* [INSTRUCTIONS FOR THE TASK] Look below. Copy each line that has "knight" in it.
— START DATA SUPPLIED —
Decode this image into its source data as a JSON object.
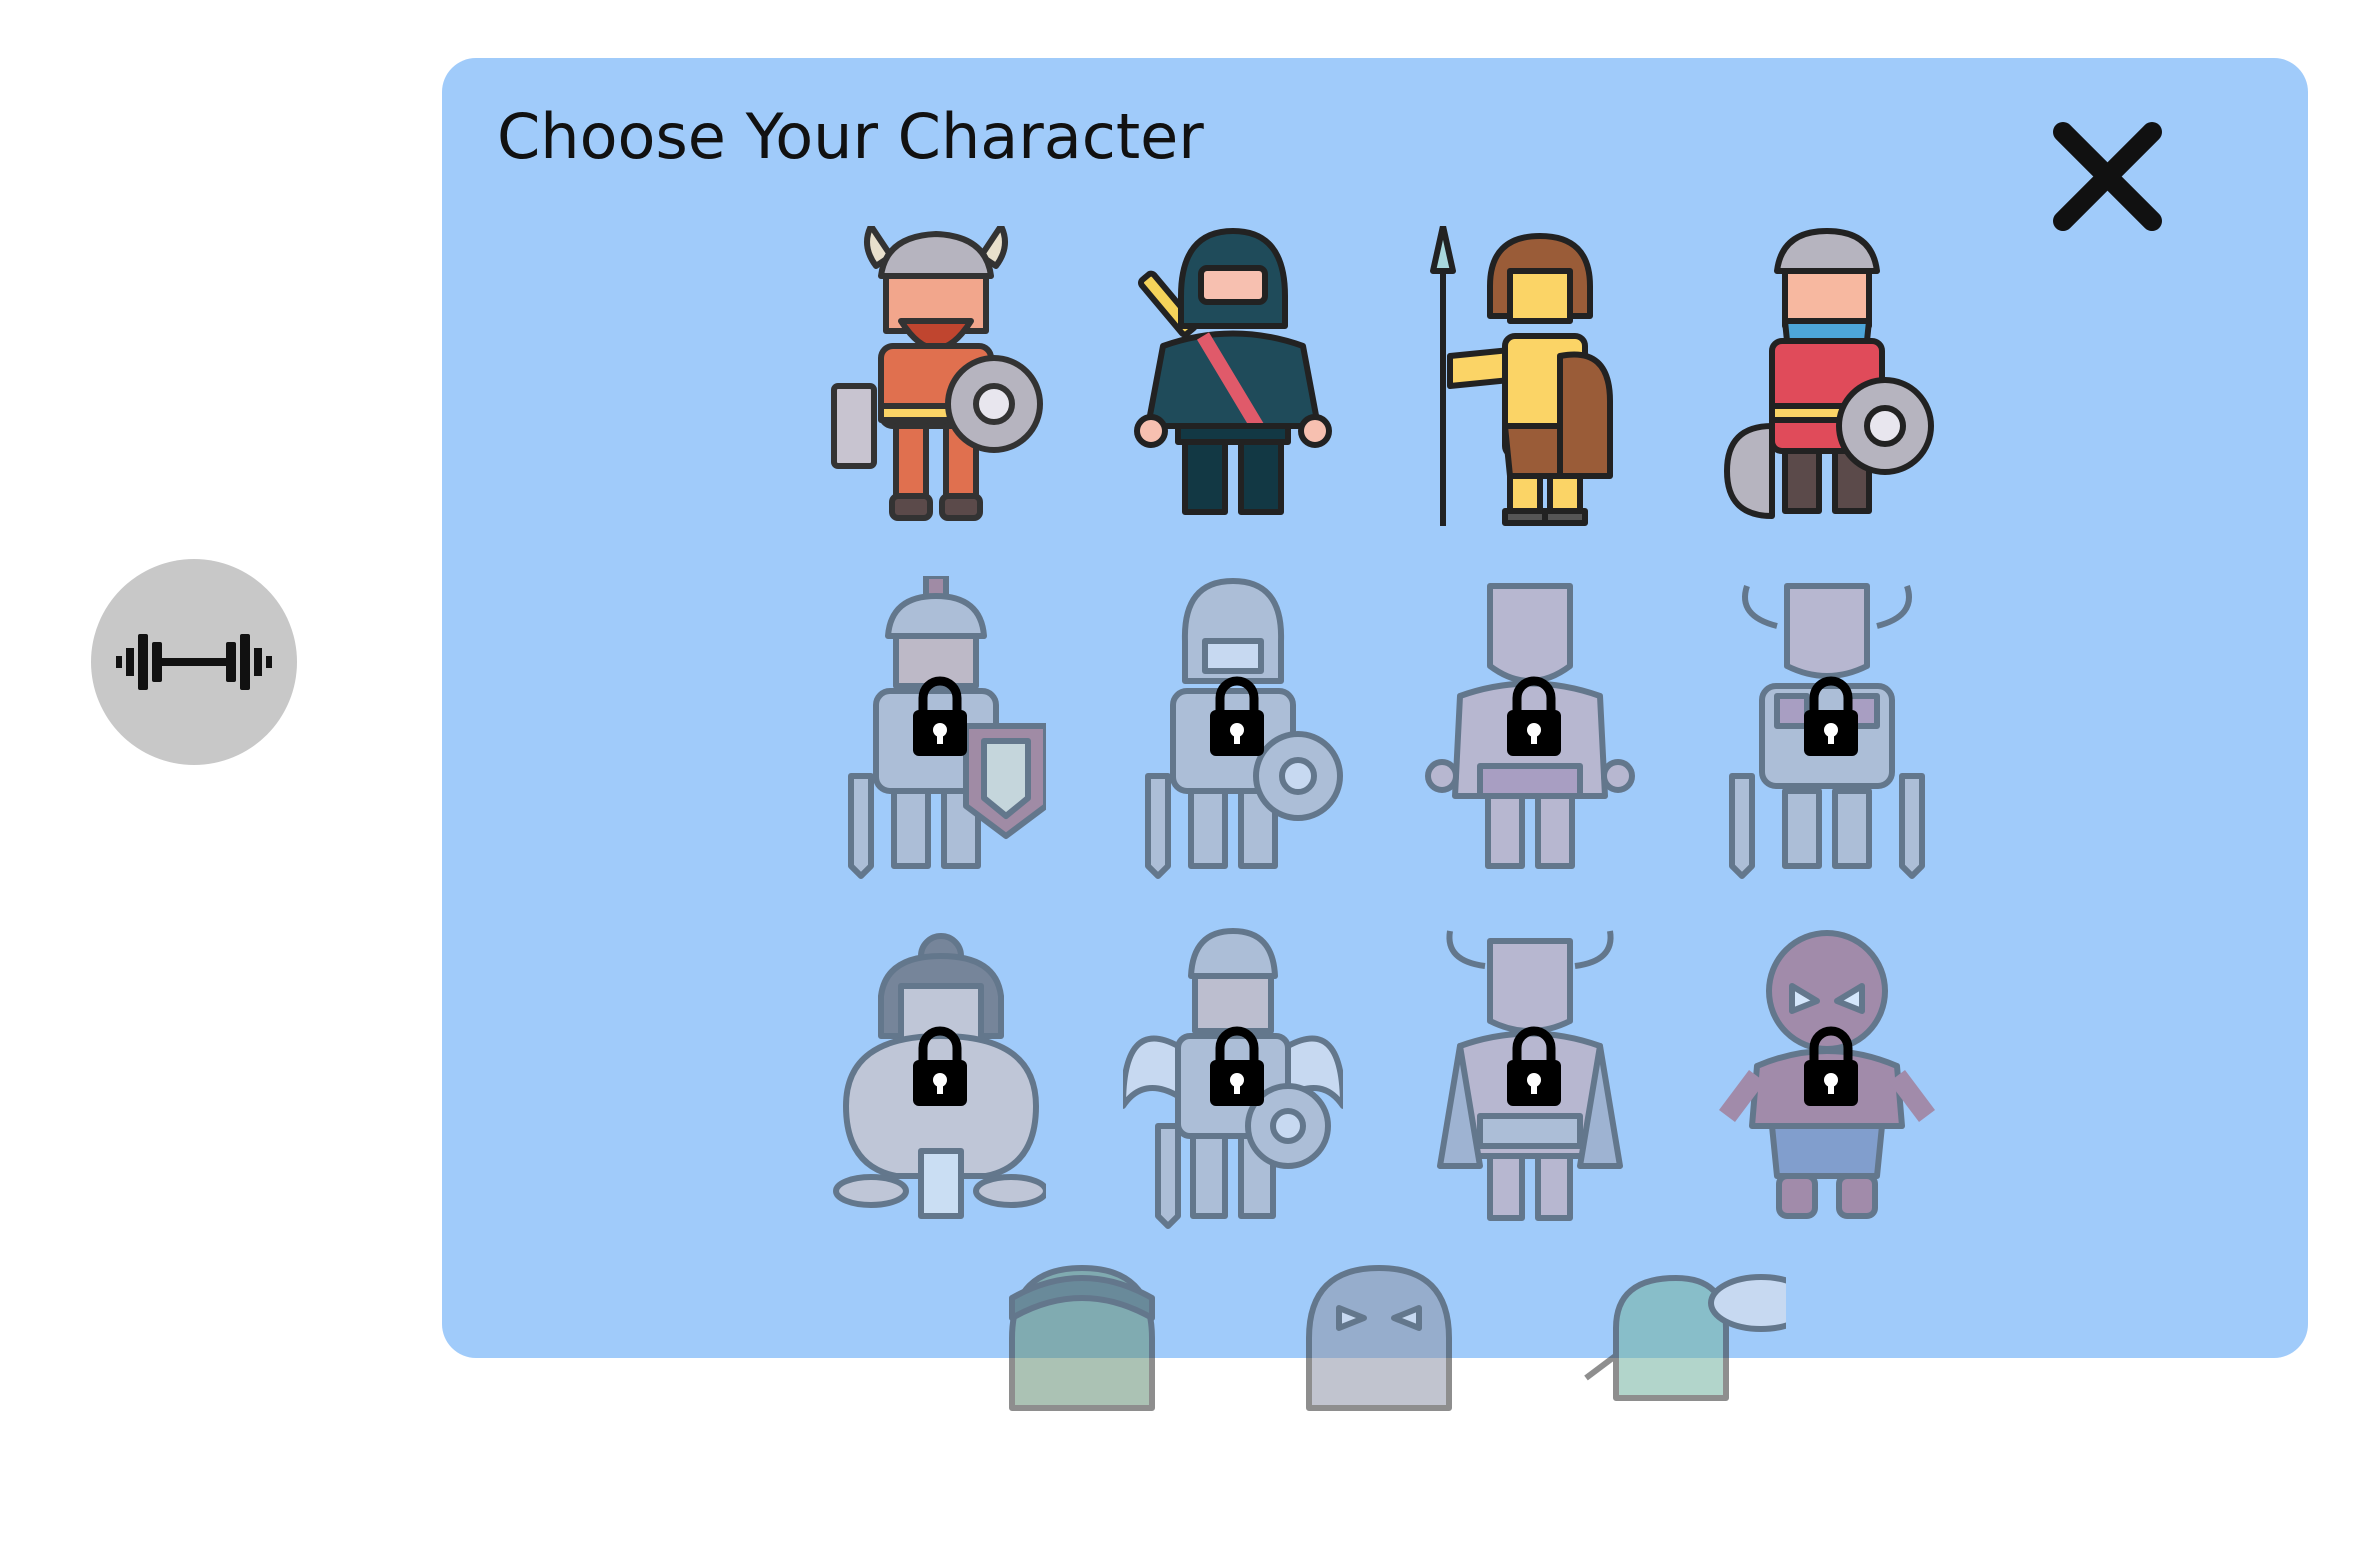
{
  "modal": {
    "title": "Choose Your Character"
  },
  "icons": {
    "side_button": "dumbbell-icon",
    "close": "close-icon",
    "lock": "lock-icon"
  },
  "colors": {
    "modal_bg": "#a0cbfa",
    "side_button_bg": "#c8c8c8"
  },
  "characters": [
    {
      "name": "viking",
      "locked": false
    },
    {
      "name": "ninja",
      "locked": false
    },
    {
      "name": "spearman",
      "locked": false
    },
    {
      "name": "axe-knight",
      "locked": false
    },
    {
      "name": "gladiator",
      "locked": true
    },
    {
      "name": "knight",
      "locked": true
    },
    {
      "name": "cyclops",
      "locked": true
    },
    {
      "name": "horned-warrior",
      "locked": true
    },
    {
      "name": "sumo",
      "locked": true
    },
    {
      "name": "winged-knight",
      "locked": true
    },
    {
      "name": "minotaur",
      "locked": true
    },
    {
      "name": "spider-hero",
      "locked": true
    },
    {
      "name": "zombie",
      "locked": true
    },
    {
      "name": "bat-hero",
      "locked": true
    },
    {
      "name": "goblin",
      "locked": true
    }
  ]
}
— END DATA SUPPLIED —
* [PROBLEM SOLUTION]
      "name": "axe-knight",
      "name": "knight",
      "name": "winged-knight",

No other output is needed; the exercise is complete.